#### Data provided
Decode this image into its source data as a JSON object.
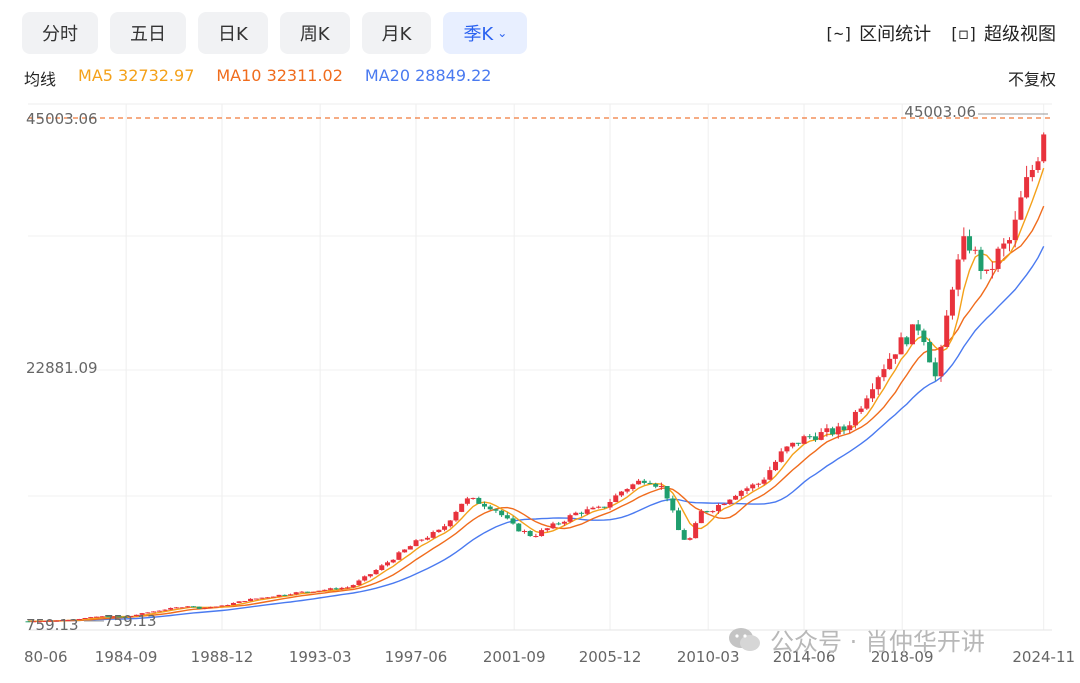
{
  "tabs": [
    {
      "label": "分时",
      "active": false
    },
    {
      "label": "五日",
      "active": false
    },
    {
      "label": "日K",
      "active": false
    },
    {
      "label": "周K",
      "active": false
    },
    {
      "label": "月K",
      "active": false
    },
    {
      "label": "季K",
      "active": true
    }
  ],
  "tools": {
    "range_stats": "区间统计",
    "super_view": "超级视图"
  },
  "ma_legend": {
    "label": "均线",
    "ma5": "MA5 32732.97",
    "ma10": "MA10 32311.02",
    "ma20": "MA20 28849.22"
  },
  "adjust_label": "不复权",
  "watermark": "公众号 · 肖仲华开讲",
  "colors": {
    "up": "#e8323c",
    "down": "#1f9e6e",
    "ma5": "#f4a11a",
    "ma10": "#f06c1d",
    "ma20": "#4a7af0",
    "active_tab": "#2b62f0"
  },
  "chart_data": {
    "type": "candlestick",
    "ylim": [
      759.13,
      45003.06
    ],
    "y_ticks": [
      "759.13",
      "22881.09",
      "45003.06"
    ],
    "max_label": "45003.06",
    "min_label": "759.13",
    "x_ticks": [
      "80-06",
      "1984-09",
      "1988-12",
      "1993-03",
      "1997-06",
      "2001-09",
      "2005-12",
      "2010-03",
      "2014-06",
      "2018-09",
      "2024-11"
    ],
    "close_series": [
      [
        1980.4,
        820
      ],
      [
        1981.5,
        880
      ],
      [
        1982.5,
        1000
      ],
      [
        1983.5,
        1250
      ],
      [
        1984.7,
        1200
      ],
      [
        1985.5,
        1550
      ],
      [
        1986.5,
        1900
      ],
      [
        1987.5,
        2200
      ],
      [
        1987.8,
        1950
      ],
      [
        1988.9,
        2170
      ],
      [
        1990.0,
        2700
      ],
      [
        1991.0,
        3000
      ],
      [
        1992.0,
        3300
      ],
      [
        1993.2,
        3550
      ],
      [
        1994.5,
        3830
      ],
      [
        1995.5,
        5100
      ],
      [
        1996.5,
        6500
      ],
      [
        1997.5,
        7900
      ],
      [
        1998.5,
        8800
      ],
      [
        1999.5,
        11500
      ],
      [
        2000.0,
        11400
      ],
      [
        2000.8,
        10800
      ],
      [
        2001.7,
        9100
      ],
      [
        2002.5,
        8300
      ],
      [
        2003.5,
        9300
      ],
      [
        2004.5,
        10400
      ],
      [
        2005.5,
        10700
      ],
      [
        2006.5,
        12400
      ],
      [
        2007.5,
        13400
      ],
      [
        2008.3,
        12400
      ],
      [
        2008.9,
        8800
      ],
      [
        2009.3,
        7600
      ],
      [
        2009.9,
        10400
      ],
      [
        2010.5,
        10800
      ],
      [
        2011.5,
        12200
      ],
      [
        2012.5,
        13000
      ],
      [
        2013.5,
        15800
      ],
      [
        2014.5,
        17000
      ],
      [
        2015.5,
        17400
      ],
      [
        2016.2,
        17700
      ],
      [
        2016.9,
        19900
      ],
      [
        2017.5,
        22100
      ],
      [
        2018.5,
        25000
      ],
      [
        2019.5,
        26900
      ],
      [
        2020.2,
        21900
      ],
      [
        2020.9,
        30500
      ],
      [
        2021.5,
        34500
      ],
      [
        2022.4,
        31000
      ],
      [
        2022.9,
        33100
      ],
      [
        2023.5,
        34400
      ],
      [
        2024.0,
        38500
      ],
      [
        2024.6,
        41500
      ],
      [
        2025.0,
        45003
      ]
    ],
    "ma5_last": 32732.97,
    "ma10_last": 32311.02,
    "ma20_last": 28849.22
  }
}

#### What is expected
Copy the listing word for word, excluding its pictures.

#### Result of the exercise
Decode this image into its source data as a JSON object.
{
  "tabs": [
    {
      "label": "分时",
      "active": false
    },
    {
      "label": "五日",
      "active": false
    },
    {
      "label": "日K",
      "active": false
    },
    {
      "label": "周K",
      "active": false
    },
    {
      "label": "月K",
      "active": false
    },
    {
      "label": "季K",
      "active": true
    }
  ],
  "tools": {
    "range_stats": "区间统计",
    "super_view": "超级视图"
  },
  "ma_legend": {
    "label": "均线",
    "ma5": "MA5 32732.97",
    "ma10": "MA10 32311.02",
    "ma20": "MA20 28849.22"
  },
  "adjust_label": "不复权",
  "watermark": "公众号 · 肖仲华开讲",
  "colors": {
    "up": "#e8323c",
    "down": "#1f9e6e",
    "ma5": "#f4a11a",
    "ma10": "#f06c1d",
    "ma20": "#4a7af0",
    "active_tab": "#2b62f0"
  },
  "chart_data": {
    "type": "candlestick",
    "ylim": [
      759.13,
      45003.06
    ],
    "y_ticks": [
      "759.13",
      "22881.09",
      "45003.06"
    ],
    "max_label": "45003.06",
    "min_label": "759.13",
    "x_ticks": [
      "80-06",
      "1984-09",
      "1988-12",
      "1993-03",
      "1997-06",
      "2001-09",
      "2005-12",
      "2010-03",
      "2014-06",
      "2018-09",
      "2024-11"
    ],
    "close_series": [
      [
        1980.4,
        820
      ],
      [
        1981.5,
        880
      ],
      [
        1982.5,
        1000
      ],
      [
        1983.5,
        1250
      ],
      [
        1984.7,
        1200
      ],
      [
        1985.5,
        1550
      ],
      [
        1986.5,
        1900
      ],
      [
        1987.5,
        2200
      ],
      [
        1987.8,
        1950
      ],
      [
        1988.9,
        2170
      ],
      [
        1990.0,
        2700
      ],
      [
        1991.0,
        3000
      ],
      [
        1992.0,
        3300
      ],
      [
        1993.2,
        3550
      ],
      [
        1994.5,
        3830
      ],
      [
        1995.5,
        5100
      ],
      [
        1996.5,
        6500
      ],
      [
        1997.5,
        7900
      ],
      [
        1998.5,
        8800
      ],
      [
        1999.5,
        11500
      ],
      [
        2000.0,
        11400
      ],
      [
        2000.8,
        10800
      ],
      [
        2001.7,
        9100
      ],
      [
        2002.5,
        8300
      ],
      [
        2003.5,
        9300
      ],
      [
        2004.5,
        10400
      ],
      [
        2005.5,
        10700
      ],
      [
        2006.5,
        12400
      ],
      [
        2007.5,
        13400
      ],
      [
        2008.3,
        12400
      ],
      [
        2008.9,
        8800
      ],
      [
        2009.3,
        7600
      ],
      [
        2009.9,
        10400
      ],
      [
        2010.5,
        10800
      ],
      [
        2011.5,
        12200
      ],
      [
        2012.5,
        13000
      ],
      [
        2013.5,
        15800
      ],
      [
        2014.5,
        17000
      ],
      [
        2015.5,
        17400
      ],
      [
        2016.2,
        17700
      ],
      [
        2016.9,
        19900
      ],
      [
        2017.5,
        22100
      ],
      [
        2018.5,
        25000
      ],
      [
        2019.5,
        26900
      ],
      [
        2020.2,
        21900
      ],
      [
        2020.9,
        30500
      ],
      [
        2021.5,
        34500
      ],
      [
        2022.4,
        31000
      ],
      [
        2022.9,
        33100
      ],
      [
        2023.5,
        34400
      ],
      [
        2024.0,
        38500
      ],
      [
        2024.6,
        41500
      ],
      [
        2025.0,
        45003
      ]
    ],
    "ma5_last": 32732.97,
    "ma10_last": 32311.02,
    "ma20_last": 28849.22
  }
}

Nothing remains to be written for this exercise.